-- start Data records --
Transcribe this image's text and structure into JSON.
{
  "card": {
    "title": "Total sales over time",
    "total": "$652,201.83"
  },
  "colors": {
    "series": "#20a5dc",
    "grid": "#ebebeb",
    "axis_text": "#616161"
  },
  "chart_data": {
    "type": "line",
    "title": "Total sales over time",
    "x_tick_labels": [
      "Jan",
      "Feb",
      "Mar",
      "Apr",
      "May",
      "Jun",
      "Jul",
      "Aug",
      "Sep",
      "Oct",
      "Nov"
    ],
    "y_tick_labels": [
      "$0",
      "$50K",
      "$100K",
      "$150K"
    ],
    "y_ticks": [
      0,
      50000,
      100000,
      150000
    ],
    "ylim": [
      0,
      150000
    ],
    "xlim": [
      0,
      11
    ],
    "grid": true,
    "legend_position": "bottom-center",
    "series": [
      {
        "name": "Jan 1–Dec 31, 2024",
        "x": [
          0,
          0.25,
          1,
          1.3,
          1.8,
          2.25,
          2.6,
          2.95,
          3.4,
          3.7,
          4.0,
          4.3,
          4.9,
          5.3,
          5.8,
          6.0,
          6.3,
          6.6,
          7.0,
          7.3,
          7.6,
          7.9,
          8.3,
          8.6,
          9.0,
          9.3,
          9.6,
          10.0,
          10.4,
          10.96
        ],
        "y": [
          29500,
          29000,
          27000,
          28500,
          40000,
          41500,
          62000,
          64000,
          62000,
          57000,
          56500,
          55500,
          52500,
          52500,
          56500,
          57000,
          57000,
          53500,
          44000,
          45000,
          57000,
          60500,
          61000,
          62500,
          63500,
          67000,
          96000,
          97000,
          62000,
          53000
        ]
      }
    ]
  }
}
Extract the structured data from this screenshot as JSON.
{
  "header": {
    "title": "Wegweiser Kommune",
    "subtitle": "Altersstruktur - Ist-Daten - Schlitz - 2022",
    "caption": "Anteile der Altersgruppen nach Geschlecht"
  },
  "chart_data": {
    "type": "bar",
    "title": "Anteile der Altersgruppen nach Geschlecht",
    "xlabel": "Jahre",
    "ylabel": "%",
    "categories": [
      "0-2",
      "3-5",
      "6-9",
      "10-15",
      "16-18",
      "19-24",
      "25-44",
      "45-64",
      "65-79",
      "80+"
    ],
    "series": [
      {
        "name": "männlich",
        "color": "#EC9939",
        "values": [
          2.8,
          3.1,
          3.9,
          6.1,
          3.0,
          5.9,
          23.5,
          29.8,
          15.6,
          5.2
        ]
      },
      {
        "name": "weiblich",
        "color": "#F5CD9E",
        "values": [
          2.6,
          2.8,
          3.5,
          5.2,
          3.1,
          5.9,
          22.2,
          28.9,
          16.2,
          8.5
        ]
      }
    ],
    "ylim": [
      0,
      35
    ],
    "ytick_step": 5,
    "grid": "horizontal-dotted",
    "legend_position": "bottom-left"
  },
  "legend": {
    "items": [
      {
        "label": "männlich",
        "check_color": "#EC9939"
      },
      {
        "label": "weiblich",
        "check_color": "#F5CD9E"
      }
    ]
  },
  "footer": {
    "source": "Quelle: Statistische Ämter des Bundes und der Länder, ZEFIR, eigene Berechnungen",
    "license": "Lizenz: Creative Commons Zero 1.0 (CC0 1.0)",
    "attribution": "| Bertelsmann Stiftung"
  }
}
-- end Data records --
**Work instructions:**
In the entries above, count each line that holds "nach". Give the total and nothing else.

**Full solution:**
2